§ Exercise brief:
Review the lines that follow and copy each one that contains the word "Cible".
:: Record set
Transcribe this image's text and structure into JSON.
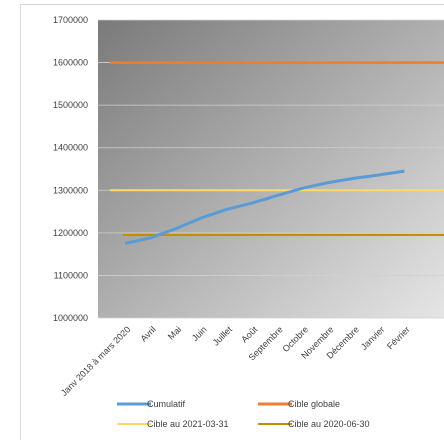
{
  "chart_data": {
    "type": "line",
    "title": "",
    "xlabel": "",
    "ylabel": "",
    "categories": [
      "Janv 2018 à mars 2020",
      "Avril",
      "Mai",
      "Juin",
      "Juillet",
      "Août",
      "Septembre",
      "Octobre",
      "Novembre",
      "Décembre",
      "Janvier",
      "Février"
    ],
    "ylim": [
      1000000,
      1700000
    ],
    "y_ticks": [
      "1700000",
      "1600000",
      "1500000",
      "1400000",
      "1300000",
      "1200000",
      "1100000",
      "1000000"
    ],
    "grid": true,
    "legend_position": "bottom",
    "series": [
      {
        "name": "Cumulatif",
        "kind": "line",
        "color": "#5b9bd5",
        "values": [
          1175000,
          1188000,
          1210000,
          1235000,
          1255000,
          1270000,
          1288000,
          1305000,
          1318000,
          1328000,
          1336000,
          1345000
        ]
      },
      {
        "name": "Cible globale",
        "kind": "hline",
        "color": "#ed7d31",
        "value": 1600000
      },
      {
        "name": "Cible au 2021-03-31",
        "kind": "hline",
        "color": "#ffd966",
        "value": 1300000
      },
      {
        "name": "Cible au 2020-06-30",
        "kind": "hline",
        "color": "#bf9000",
        "value": 1195000
      }
    ]
  }
}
::::
§ Expected answer:
        "name": "Cible globale",
        "name": "Cible au 2021-03-31",
        "name": "Cible au 2020-06-30",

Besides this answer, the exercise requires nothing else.